::: Material
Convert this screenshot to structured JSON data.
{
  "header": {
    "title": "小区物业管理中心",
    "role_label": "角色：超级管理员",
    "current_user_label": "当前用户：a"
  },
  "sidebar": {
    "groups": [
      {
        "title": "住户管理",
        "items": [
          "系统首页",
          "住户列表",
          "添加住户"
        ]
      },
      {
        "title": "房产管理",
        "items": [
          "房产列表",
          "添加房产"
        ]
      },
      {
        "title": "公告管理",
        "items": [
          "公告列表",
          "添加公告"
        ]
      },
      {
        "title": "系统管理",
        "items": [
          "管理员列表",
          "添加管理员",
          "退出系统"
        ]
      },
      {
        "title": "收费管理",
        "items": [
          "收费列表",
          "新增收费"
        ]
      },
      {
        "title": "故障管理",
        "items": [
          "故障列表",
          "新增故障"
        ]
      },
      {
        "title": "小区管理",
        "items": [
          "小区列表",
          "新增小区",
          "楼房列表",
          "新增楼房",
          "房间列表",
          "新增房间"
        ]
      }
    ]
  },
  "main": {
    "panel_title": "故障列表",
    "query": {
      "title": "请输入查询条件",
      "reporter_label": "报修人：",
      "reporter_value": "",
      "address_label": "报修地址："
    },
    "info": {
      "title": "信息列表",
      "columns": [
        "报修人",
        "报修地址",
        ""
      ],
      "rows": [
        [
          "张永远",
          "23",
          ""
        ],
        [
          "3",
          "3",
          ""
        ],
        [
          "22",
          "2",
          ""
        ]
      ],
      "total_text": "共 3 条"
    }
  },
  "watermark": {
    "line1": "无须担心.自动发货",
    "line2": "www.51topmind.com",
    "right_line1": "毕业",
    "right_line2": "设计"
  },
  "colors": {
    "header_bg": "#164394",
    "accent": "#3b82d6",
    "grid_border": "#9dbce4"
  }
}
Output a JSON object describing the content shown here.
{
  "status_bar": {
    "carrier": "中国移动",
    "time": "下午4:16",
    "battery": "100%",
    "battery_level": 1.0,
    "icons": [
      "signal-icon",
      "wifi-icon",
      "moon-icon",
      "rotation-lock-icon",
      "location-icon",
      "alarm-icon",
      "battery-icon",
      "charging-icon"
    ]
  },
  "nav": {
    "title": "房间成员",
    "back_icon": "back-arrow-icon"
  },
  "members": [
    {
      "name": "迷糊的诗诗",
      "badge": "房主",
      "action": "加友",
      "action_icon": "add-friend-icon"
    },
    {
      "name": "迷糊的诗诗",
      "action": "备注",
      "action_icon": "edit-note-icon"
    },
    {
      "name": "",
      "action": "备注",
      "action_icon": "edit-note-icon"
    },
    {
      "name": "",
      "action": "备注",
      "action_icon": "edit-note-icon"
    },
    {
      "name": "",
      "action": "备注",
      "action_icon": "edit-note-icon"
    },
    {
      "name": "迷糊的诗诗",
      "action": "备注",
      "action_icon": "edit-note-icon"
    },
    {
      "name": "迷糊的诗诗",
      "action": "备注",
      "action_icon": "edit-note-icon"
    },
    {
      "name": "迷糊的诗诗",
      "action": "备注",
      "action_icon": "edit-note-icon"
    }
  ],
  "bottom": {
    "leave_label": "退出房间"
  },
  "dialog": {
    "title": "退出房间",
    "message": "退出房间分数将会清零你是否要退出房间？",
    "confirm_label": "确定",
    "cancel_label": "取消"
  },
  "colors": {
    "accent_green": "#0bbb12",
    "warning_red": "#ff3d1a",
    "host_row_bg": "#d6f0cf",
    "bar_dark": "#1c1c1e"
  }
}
::::::
- Set exercise -
Quote only the lines from the one containing "Output a JSON" through the final line of the records, with both ends included.

- Response to this task -
Output a JSON object describing the content shown here.
{
  "status_bar": {
    "carrier": "中国移动",
    "time": "下午4:16",
    "battery": "100%",
    "battery_level": 1.0,
    "icons": [
      "signal-icon",
      "wifi-icon",
      "moon-icon",
      "rotation-lock-icon",
      "location-icon",
      "alarm-icon",
      "battery-icon",
      "charging-icon"
    ]
  },
  "nav": {
    "title": "房间成员",
    "back_icon": "back-arrow-icon"
  },
  "members": [
    {
      "name": "迷糊的诗诗",
      "badge": "房主",
      "action": "加友",
      "action_icon": "add-friend-icon"
    },
    {
      "name": "迷糊的诗诗",
      "action": "备注",
      "action_icon": "edit-note-icon"
    },
    {
      "name": "",
      "action": "备注",
      "action_icon": "edit-note-icon"
    },
    {
      "name": "",
      "action": "备注",
      "action_icon": "edit-note-icon"
    },
    {
      "name": "",
      "action": "备注",
      "action_icon": "edit-note-icon"
    },
    {
      "name": "迷糊的诗诗",
      "action": "备注",
      "action_icon": "edit-note-icon"
    },
    {
      "name": "迷糊的诗诗",
      "action": "备注",
      "action_icon": "edit-note-icon"
    },
    {
      "name": "迷糊的诗诗",
      "action": "备注",
      "action_icon": "edit-note-icon"
    }
  ],
  "bottom": {
    "leave_label": "退出房间"
  },
  "dialog": {
    "title": "退出房间",
    "message": "退出房间分数将会清零你是否要退出房间？",
    "confirm_label": "确定",
    "cancel_label": "取消"
  },
  "colors": {
    "accent_green": "#0bbb12",
    "warning_red": "#ff3d1a",
    "host_row_bg": "#d6f0cf",
    "bar_dark": "#1c1c1e"
  }
}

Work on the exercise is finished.